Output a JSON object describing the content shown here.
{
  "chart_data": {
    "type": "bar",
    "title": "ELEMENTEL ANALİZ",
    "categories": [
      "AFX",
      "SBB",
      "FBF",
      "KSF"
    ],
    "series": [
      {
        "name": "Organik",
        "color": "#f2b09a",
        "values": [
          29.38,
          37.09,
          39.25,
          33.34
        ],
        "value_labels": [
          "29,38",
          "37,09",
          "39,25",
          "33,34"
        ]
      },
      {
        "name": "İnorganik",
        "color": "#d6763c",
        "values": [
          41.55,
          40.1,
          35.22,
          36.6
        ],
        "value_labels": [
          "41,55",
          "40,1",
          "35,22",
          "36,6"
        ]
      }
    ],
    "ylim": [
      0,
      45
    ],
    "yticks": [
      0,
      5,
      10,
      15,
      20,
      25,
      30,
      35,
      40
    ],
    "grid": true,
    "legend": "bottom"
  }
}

■ ■ ■

Task directions → Copy the material above verbatim.

Response below →
Output a JSON object describing the content shown here.
{
  "chart_data": {
    "type": "bar",
    "title": "ELEMENTEL ANALİZ",
    "categories": [
      "AFX",
      "SBB",
      "FBF",
      "KSF"
    ],
    "series": [
      {
        "name": "Organik",
        "color": "#f2b09a",
        "values": [
          29.38,
          37.09,
          39.25,
          33.34
        ],
        "value_labels": [
          "29,38",
          "37,09",
          "39,25",
          "33,34"
        ]
      },
      {
        "name": "İnorganik",
        "color": "#d6763c",
        "values": [
          41.55,
          40.1,
          35.22,
          36.6
        ],
        "value_labels": [
          "41,55",
          "40,1",
          "35,22",
          "36,6"
        ]
      }
    ],
    "ylim": [
      0,
      45
    ],
    "yticks": [
      0,
      5,
      10,
      15,
      20,
      25,
      30,
      35,
      40
    ],
    "grid": true,
    "legend": "bottom"
  }
}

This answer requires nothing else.